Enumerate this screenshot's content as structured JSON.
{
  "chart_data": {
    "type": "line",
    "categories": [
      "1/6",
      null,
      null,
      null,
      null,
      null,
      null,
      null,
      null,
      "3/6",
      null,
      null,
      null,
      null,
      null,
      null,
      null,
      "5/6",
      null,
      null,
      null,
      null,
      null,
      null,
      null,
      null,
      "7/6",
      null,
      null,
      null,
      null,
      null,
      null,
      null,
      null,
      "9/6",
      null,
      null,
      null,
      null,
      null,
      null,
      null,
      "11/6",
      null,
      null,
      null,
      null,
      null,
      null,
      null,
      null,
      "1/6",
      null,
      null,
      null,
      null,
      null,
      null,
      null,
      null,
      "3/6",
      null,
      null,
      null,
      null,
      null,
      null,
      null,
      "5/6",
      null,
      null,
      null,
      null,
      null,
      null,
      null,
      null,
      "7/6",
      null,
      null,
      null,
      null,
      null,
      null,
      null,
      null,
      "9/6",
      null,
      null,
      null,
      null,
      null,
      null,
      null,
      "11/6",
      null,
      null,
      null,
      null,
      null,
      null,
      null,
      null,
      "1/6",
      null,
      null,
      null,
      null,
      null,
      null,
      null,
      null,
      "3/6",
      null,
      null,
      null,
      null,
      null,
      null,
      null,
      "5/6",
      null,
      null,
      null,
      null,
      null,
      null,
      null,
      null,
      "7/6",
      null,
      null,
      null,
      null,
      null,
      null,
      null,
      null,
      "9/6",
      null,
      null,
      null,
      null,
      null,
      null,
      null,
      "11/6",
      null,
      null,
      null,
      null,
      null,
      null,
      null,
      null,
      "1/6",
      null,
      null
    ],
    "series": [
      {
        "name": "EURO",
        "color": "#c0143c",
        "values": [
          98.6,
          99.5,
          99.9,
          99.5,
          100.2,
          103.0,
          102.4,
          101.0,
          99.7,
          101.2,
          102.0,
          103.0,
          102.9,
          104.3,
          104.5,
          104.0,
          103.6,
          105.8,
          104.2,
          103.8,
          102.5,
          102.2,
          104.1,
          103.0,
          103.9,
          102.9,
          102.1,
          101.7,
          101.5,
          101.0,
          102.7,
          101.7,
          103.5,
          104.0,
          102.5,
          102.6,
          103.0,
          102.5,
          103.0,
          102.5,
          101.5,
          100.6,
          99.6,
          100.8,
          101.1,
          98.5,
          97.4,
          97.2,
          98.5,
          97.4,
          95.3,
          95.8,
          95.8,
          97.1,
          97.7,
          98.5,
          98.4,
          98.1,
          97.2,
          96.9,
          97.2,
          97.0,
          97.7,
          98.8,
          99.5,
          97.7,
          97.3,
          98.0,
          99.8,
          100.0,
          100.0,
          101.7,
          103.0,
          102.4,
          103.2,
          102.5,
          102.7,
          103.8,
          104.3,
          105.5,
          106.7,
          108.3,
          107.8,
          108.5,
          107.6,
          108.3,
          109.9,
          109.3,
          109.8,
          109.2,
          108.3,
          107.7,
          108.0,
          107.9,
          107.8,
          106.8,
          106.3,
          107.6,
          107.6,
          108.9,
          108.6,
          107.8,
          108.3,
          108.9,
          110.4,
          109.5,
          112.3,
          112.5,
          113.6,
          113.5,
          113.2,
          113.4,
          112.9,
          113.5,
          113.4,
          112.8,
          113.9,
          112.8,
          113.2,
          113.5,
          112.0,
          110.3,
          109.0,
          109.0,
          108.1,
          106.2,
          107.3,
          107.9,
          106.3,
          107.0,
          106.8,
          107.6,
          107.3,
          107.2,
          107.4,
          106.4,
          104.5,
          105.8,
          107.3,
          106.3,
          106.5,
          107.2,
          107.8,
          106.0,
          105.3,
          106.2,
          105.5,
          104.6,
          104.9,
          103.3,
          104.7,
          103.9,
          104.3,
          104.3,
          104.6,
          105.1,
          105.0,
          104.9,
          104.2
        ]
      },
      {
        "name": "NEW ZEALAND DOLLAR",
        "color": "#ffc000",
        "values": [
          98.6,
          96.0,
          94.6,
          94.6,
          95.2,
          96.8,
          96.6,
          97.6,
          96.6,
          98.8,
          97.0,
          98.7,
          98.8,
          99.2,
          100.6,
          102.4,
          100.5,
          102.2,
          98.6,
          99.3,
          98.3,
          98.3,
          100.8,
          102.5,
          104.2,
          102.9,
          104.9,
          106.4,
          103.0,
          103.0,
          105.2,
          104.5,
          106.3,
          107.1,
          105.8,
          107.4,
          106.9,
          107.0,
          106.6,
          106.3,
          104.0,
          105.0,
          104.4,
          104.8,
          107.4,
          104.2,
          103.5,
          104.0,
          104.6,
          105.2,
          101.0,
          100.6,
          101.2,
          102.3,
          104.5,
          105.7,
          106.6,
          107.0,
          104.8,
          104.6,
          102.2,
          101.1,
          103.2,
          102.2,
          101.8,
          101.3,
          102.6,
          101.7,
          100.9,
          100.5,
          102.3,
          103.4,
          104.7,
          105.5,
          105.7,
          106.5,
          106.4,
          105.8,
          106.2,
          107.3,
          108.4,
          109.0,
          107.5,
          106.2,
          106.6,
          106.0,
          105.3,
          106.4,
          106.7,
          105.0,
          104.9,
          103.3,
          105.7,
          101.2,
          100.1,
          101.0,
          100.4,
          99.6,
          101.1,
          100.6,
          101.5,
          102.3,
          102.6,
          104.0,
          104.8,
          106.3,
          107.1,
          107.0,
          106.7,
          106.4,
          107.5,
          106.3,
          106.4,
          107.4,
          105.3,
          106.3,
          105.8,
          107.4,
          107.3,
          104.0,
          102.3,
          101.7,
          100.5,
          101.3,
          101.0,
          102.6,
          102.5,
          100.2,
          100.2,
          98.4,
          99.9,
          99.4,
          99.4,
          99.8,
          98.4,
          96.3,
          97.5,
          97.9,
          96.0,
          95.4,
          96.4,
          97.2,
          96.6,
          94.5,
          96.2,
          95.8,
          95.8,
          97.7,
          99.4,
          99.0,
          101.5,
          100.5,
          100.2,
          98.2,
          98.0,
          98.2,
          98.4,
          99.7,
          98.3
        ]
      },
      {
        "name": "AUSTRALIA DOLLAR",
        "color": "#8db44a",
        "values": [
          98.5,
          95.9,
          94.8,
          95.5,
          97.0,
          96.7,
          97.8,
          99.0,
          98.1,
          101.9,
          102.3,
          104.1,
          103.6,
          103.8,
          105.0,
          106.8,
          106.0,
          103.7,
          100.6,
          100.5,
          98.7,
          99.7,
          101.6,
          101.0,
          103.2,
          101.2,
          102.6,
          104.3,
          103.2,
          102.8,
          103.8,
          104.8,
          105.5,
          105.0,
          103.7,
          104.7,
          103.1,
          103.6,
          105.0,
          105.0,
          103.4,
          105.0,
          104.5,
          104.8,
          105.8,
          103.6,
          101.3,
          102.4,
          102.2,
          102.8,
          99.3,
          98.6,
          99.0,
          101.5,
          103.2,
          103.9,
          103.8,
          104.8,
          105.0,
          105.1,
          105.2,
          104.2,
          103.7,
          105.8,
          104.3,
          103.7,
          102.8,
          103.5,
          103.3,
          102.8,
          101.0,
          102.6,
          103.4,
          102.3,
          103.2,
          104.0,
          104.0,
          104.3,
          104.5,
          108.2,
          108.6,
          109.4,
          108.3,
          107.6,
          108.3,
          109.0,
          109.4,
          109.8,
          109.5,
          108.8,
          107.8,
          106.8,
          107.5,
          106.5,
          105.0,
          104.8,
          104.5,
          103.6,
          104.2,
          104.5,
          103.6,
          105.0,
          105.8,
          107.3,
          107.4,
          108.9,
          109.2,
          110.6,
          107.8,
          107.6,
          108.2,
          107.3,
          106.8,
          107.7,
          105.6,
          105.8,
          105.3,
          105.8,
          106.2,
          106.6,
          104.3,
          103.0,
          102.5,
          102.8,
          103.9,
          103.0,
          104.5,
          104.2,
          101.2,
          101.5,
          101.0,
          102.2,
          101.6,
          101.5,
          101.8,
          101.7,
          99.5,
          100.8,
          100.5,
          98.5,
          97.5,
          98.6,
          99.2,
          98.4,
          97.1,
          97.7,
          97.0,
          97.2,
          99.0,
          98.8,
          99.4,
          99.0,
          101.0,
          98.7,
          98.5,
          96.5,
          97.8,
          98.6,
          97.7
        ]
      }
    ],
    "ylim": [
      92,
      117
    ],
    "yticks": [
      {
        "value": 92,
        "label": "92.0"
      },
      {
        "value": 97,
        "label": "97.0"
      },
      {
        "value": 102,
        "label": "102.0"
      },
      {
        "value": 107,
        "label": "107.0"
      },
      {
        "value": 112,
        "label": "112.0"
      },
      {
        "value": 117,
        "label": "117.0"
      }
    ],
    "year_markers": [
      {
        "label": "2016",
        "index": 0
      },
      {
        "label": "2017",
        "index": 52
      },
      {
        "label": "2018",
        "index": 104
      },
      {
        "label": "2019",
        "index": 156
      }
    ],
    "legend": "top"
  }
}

> [What is needed]:
Check each line of the records for the string "label" and state how many lines contain it. Give only the number.

> [Task solution]:
10